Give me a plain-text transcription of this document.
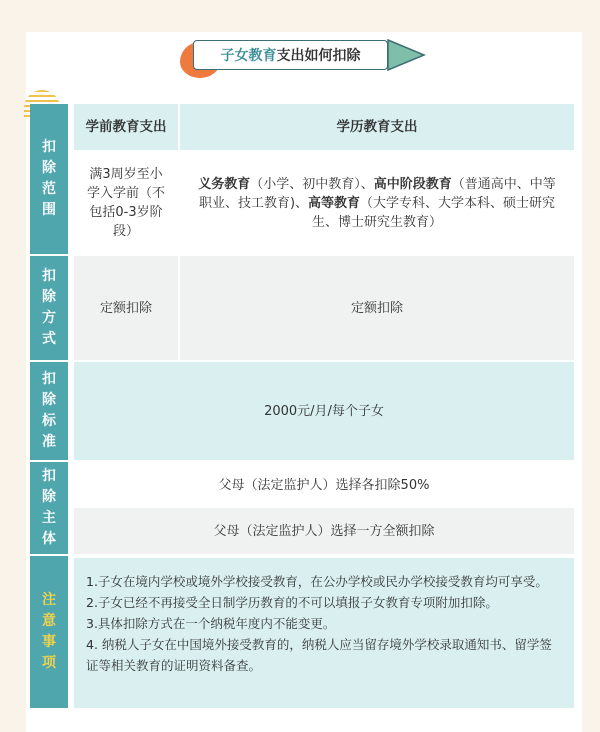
子女教育 支出如何扣除
扣
除
范
围
学前教育支出	学历教育支出
满3周岁至小学入学前（不包括0-3岁阶段）
义务教育（小学、初中教育）、高中阶段教育（普通高中、中等职业、技工教育)、高等教育（大学专科、大学本科、硕士研究生、博士研究生教育）
扣
除
方
式
定额扣除	定额扣除
扣
除
标
准
2000元/月/每个子女
扣
除
主
体
父母（法定监护人）选择各扣除50%
父母（法定监护人）选择一方全额扣除
注
意
事
项

1.子女在境内学校或境外学校接受教育，在公办学校或民办学校接受教育均可享受。

2.子女已经不再接受全日制学历教育的不可以填报子女教育专项附加扣除。

3.具体扣除方式在一个纳税年度内不能变更。

4. 纳税人子女在中国境外接受教育的，纳税人应当留存境外学校录取通知书、留学签证等相关教育的证明资料备查。
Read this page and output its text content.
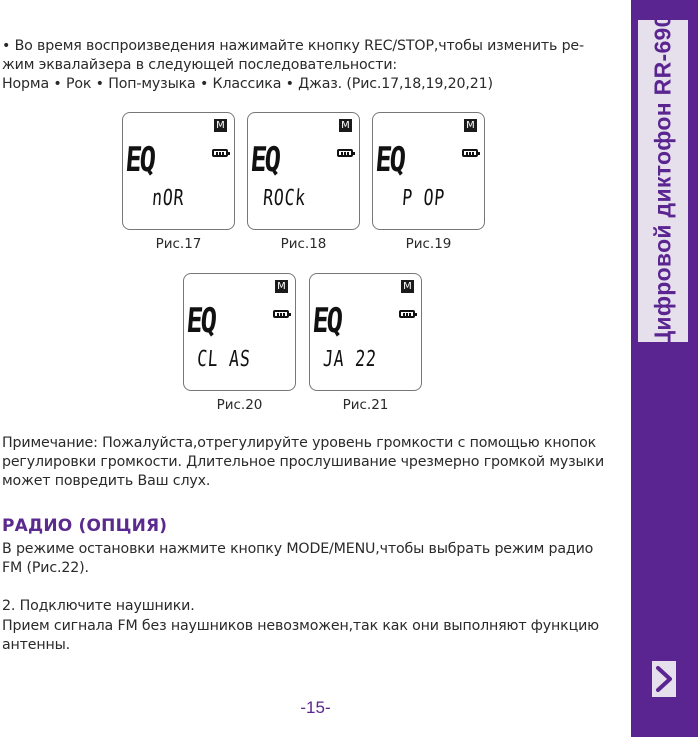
• Во время воспроизведения нажимайте кнопку REC/STOP,чтобы изменить ре-
жим эквалайзера в следующей последовательности:
Норма • Рок • Поп-музыка • Классика • Джаз. (Рис.17,18,19,20,21)
M
EQ
nOR
Рис.17
M
EQ
ROCk
Рис.18
M
EQ
P OP
Рис.19
M
EQ
CL AS
Рис.20
M
EQ
JA 22
Рис.21
Примечание: Пожалуйста,отрегулируйте уровень громкости с помощью кнопок
регулировки громкости. Длительное прослушивание чрезмерно громкой музыки
может повредить Ваш слух.
РАДИО (ОПЦИЯ)
В режиме остановки нажмите кнопку MODE/MENU,чтобы выбрать режим радио
FM (Рис.22).
2. Подключите наушники.
Прием сигнала FM без наушников невозможен,так как они выполняют функцию
антенны.
-15-
Цифровой диктофон RR-690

☆ ☆ ☆ ☆ ☆ ☆ ☆

All lines from the line containing "Read this page and output its text content." through the end of the listing above are to be given again exactly; pictures are not part of the copy.

Read this page and output its text content.
• Во время воспроизведения нажимайте кнопку REC/STOP,чтобы изменить ре-
жим эквалайзера в следующей последовательности:
Норма • Рок • Поп-музыка • Классика • Джаз. (Рис.17,18,19,20,21)
M
EQ
nOR
Рис.17
M
EQ
ROCk
Рис.18
M
EQ
P OP
Рис.19
M
EQ
CL AS
Рис.20
M
EQ
JA 22
Рис.21
Примечание: Пожалуйста,отрегулируйте уровень громкости с помощью кнопок
регулировки громкости. Длительное прослушивание чрезмерно громкой музыки
может повредить Ваш слух.
РАДИО (ОПЦИЯ)
В режиме остановки нажмите кнопку MODE/MENU,чтобы выбрать режим радио
FM (Рис.22).
2. Подключите наушники.
Прием сигнала FM без наушников невозможен,так как они выполняют функцию
антенны.
-15-
Цифровой диктофон RR-690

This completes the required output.